Work instructions: Copy out the whole listing exactly as written, leaving the pictures behind.

── Records provided ──

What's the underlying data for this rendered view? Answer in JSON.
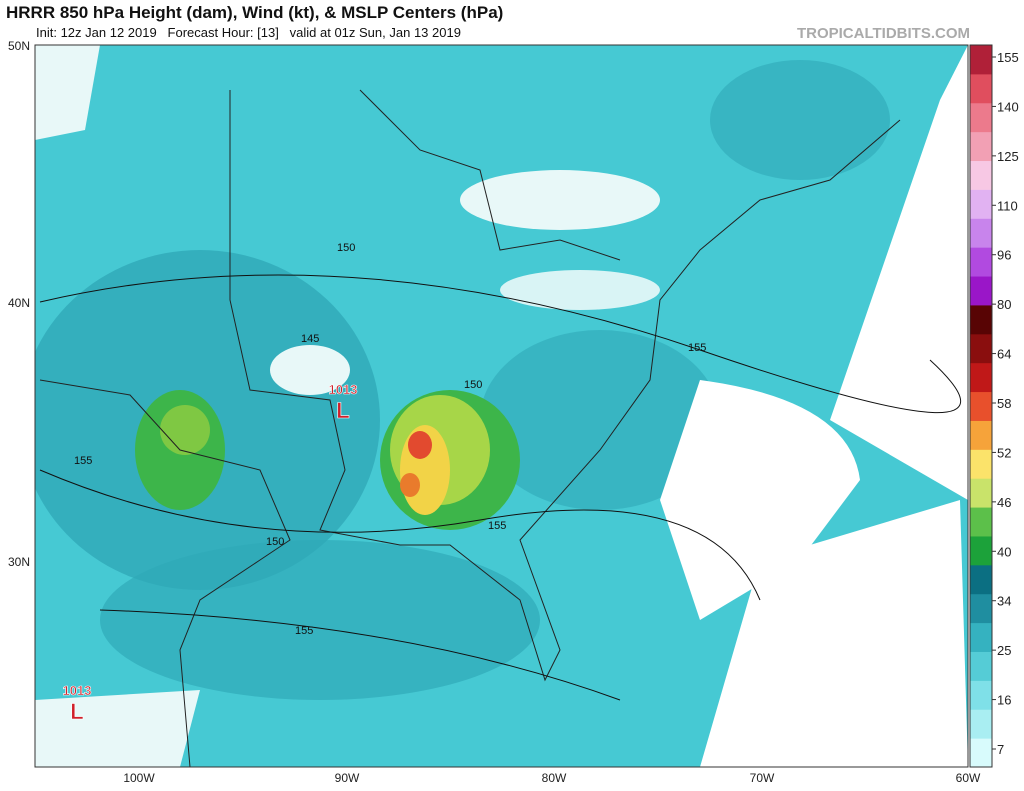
{
  "header": {
    "title": "HRRR 850 hPa Height (dam), Wind (kt), & MSLP Centers (hPa)",
    "subtitle": "Init: 12z Jan 12 2019   Forecast Hour: [13]   valid at 01z Sun, Jan 13 2019",
    "source": "TROPICALTIDBITS.COM"
  },
  "map": {
    "lat_labels": [
      "50N",
      "40N",
      "30N"
    ],
    "lon_labels": [
      "100W",
      "90W",
      "80W",
      "70W",
      "60W"
    ],
    "contour_labels": [
      "150",
      "145",
      "150",
      "155",
      "150",
      "155",
      "155",
      "155"
    ],
    "pressure_centers": [
      {
        "value": "1013",
        "symbol": "L"
      },
      {
        "value": "1013",
        "symbol": "L"
      }
    ]
  },
  "colorbar": {
    "labels": [
      7,
      16,
      25,
      34,
      40,
      46,
      52,
      58,
      64,
      80,
      96,
      110,
      125,
      140,
      155
    ]
  }
}
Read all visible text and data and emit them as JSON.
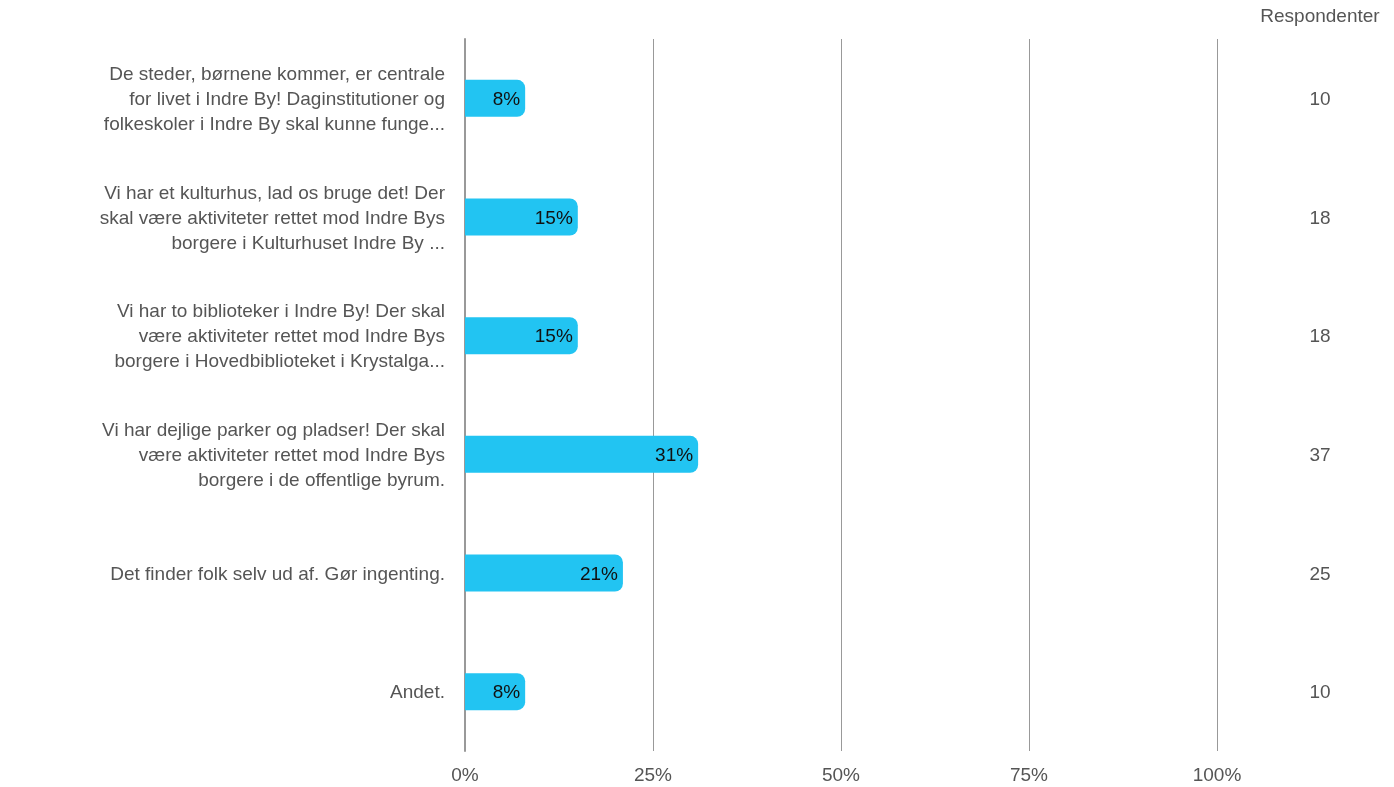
{
  "chart_data": {
    "type": "bar",
    "orientation": "horizontal",
    "categories": [
      "De steder, børnene kommer, er centrale\nfor livet i Indre By! Daginstitutioner og\nfolkeskoler i Indre By skal kunne funge...",
      "Vi har et kulturhus, lad os bruge det! Der\nskal være aktiviteter rettet mod Indre Bys\nborgere i Kulturhuset Indre By ...",
      "Vi har to biblioteker i Indre By! Der skal\nvære aktiviteter rettet mod Indre Bys\nborgere i Hovedbiblioteket i Krystalga...",
      "Vi har dejlige parker og pladser! Der skal\nvære aktiviteter rettet mod Indre Bys\nborgere i de offentlige byrum.",
      "Det finder folk selv ud af. Gør ingenting.",
      "Andet."
    ],
    "values": [
      8,
      15,
      15,
      31,
      21,
      8
    ],
    "value_labels": [
      "8%",
      "15%",
      "15%",
      "31%",
      "21%",
      "8%"
    ],
    "color": "#22c4f2",
    "y2label": "Respondenter",
    "y2_categories": [
      "10",
      "18",
      "18",
      "37",
      "25",
      "10"
    ],
    "xlim": [
      0,
      100
    ],
    "xticks": [
      {
        "value": 0,
        "label": "0%"
      },
      {
        "value": 25,
        "label": "25%"
      },
      {
        "value": 50,
        "label": "50%"
      },
      {
        "value": 75,
        "label": "75%"
      },
      {
        "value": 100,
        "label": "100%"
      }
    ],
    "grid": "x"
  }
}
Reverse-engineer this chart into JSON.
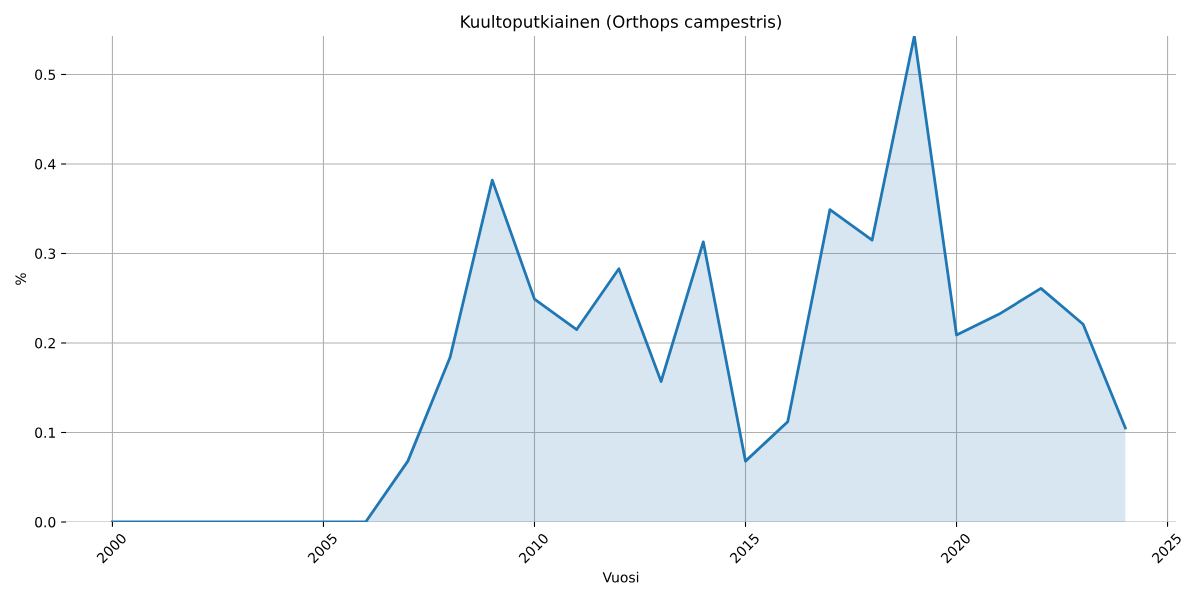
{
  "chart_data": {
    "type": "area",
    "title": "Kuultoputkiainen (Orthops campestris)",
    "xlabel": "Vuosi",
    "ylabel": "%",
    "x": [
      2000,
      2001,
      2002,
      2003,
      2004,
      2005,
      2006,
      2007,
      2008,
      2009,
      2010,
      2011,
      2012,
      2013,
      2014,
      2015,
      2016,
      2017,
      2018,
      2019,
      2020,
      2021,
      2022,
      2023,
      2024
    ],
    "series": [
      {
        "color": "#1f77b4",
        "values": [
          0,
          0,
          0,
          0,
          0,
          0,
          0,
          0.068,
          0.184,
          0.382,
          0.249,
          0.215,
          0.283,
          0.157,
          0.313,
          0.068,
          0.112,
          0.349,
          0.315,
          0.543,
          0.209,
          0.232,
          0.261,
          0.221,
          0.105
        ]
      }
    ],
    "xlim": [
      1998.9,
      2025.2
    ],
    "ylim": [
      0,
      0.543
    ],
    "xticks": [
      2000,
      2005,
      2010,
      2015,
      2020,
      2025
    ],
    "yticks": [
      {
        "value": 0,
        "label": "0.0"
      },
      0.1,
      0.2,
      0.3,
      0.4,
      0.5
    ],
    "grid": true
  }
}
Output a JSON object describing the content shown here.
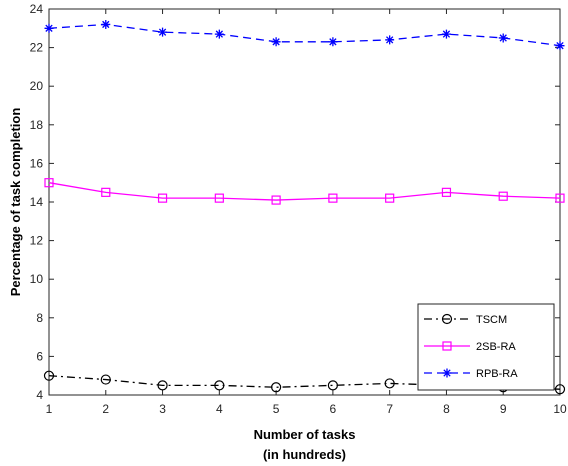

───

Output for this exercise:
What's the underlying data for this rendered view? Answer in JSON.
{
  "header": {
    "title": "HRRR 850 hPa Height (dam), Wind (kt), & MSLP Centers (hPa)",
    "subtitle": "Init: 12z Jan 12 2019   Forecast Hour: [13]   valid at 01z Sun, Jan 13 2019",
    "source": "TROPICALTIDBITS.COM"
  },
  "map": {
    "lat_labels": [
      "50N",
      "40N",
      "30N"
    ],
    "lon_labels": [
      "100W",
      "90W",
      "80W",
      "70W",
      "60W"
    ],
    "contour_labels": [
      "150",
      "145",
      "150",
      "155",
      "150",
      "155",
      "155",
      "155"
    ],
    "pressure_centers": [
      {
        "value": "1013",
        "symbol": "L"
      },
      {
        "value": "1013",
        "symbol": "L"
      }
    ]
  },
  "colorbar": {
    "labels": [
      7,
      16,
      25,
      34,
      40,
      46,
      52,
      58,
      64,
      80,
      96,
      110,
      125,
      140,
      155
    ]
  }
}
Read all visible text and data and emit them as JSON.
{
  "chart_data": {
    "type": "bar",
    "orientation": "horizontal",
    "categories": [
      "De steder, børnene kommer, er centrale\nfor livet i Indre By! Daginstitutioner og\nfolkeskoler i Indre By skal kunne funge...",
      "Vi har et kulturhus, lad os bruge det! Der\nskal være aktiviteter rettet mod Indre Bys\nborgere i Kulturhuset Indre By ...",
      "Vi har to biblioteker i Indre By! Der skal\nvære aktiviteter rettet mod Indre Bys\nborgere i Hovedbiblioteket i Krystalga...",
      "Vi har dejlige parker og pladser! Der skal\nvære aktiviteter rettet mod Indre Bys\nborgere i de offentlige byrum.",
      "Det finder folk selv ud af. Gør ingenting.",
      "Andet."
    ],
    "values": [
      8,
      15,
      15,
      31,
      21,
      8
    ],
    "value_labels": [
      "8%",
      "15%",
      "15%",
      "31%",
      "21%",
      "8%"
    ],
    "color": "#22c4f2",
    "y2label": "Respondenter",
    "y2_categories": [
      "10",
      "18",
      "18",
      "37",
      "25",
      "10"
    ],
    "xlim": [
      0,
      100
    ],
    "xticks": [
      {
        "value": 0,
        "label": "0%"
      },
      {
        "value": 25,
        "label": "25%"
      },
      {
        "value": 50,
        "label": "50%"
      },
      {
        "value": 75,
        "label": "75%"
      },
      {
        "value": 100,
        "label": "100%"
      }
    ],
    "grid": "x"
  }
}
Reverse-engineer this chart into JSON.
{
  "chart_data": {
    "type": "area",
    "title": "Kuultoputkiainen (Orthops campestris)",
    "xlabel": "Vuosi",
    "ylabel": "%",
    "x": [
      2000,
      2001,
      2002,
      2003,
      2004,
      2005,
      2006,
      2007,
      2008,
      2009,
      2010,
      2011,
      2012,
      2013,
      2014,
      2015,
      2016,
      2017,
      2018,
      2019,
      2020,
      2021,
      2022,
      2023,
      2024
    ],
    "series": [
      {
        "color": "#1f77b4",
        "values": [
          0,
          0,
          0,
          0,
          0,
          0,
          0,
          0.068,
          0.184,
          0.382,
          0.249,
          0.215,
          0.283,
          0.157,
          0.313,
          0.068,
          0.112,
          0.349,
          0.315,
          0.543,
          0.209,
          0.232,
          0.261,
          0.221,
          0.105
        ]
      }
    ],
    "xlim": [
      1998.9,
      2025.2
    ],
    "ylim": [
      0,
      0.543
    ],
    "xticks": [
      2000,
      2005,
      2010,
      2015,
      2020,
      2025
    ],
    "yticks": [
      {
        "value": 0,
        "label": "0.0"
      },
      0.1,
      0.2,
      0.3,
      0.4,
      0.5
    ],
    "grid": true
  }
}
Output a JSON object describing the content shown here.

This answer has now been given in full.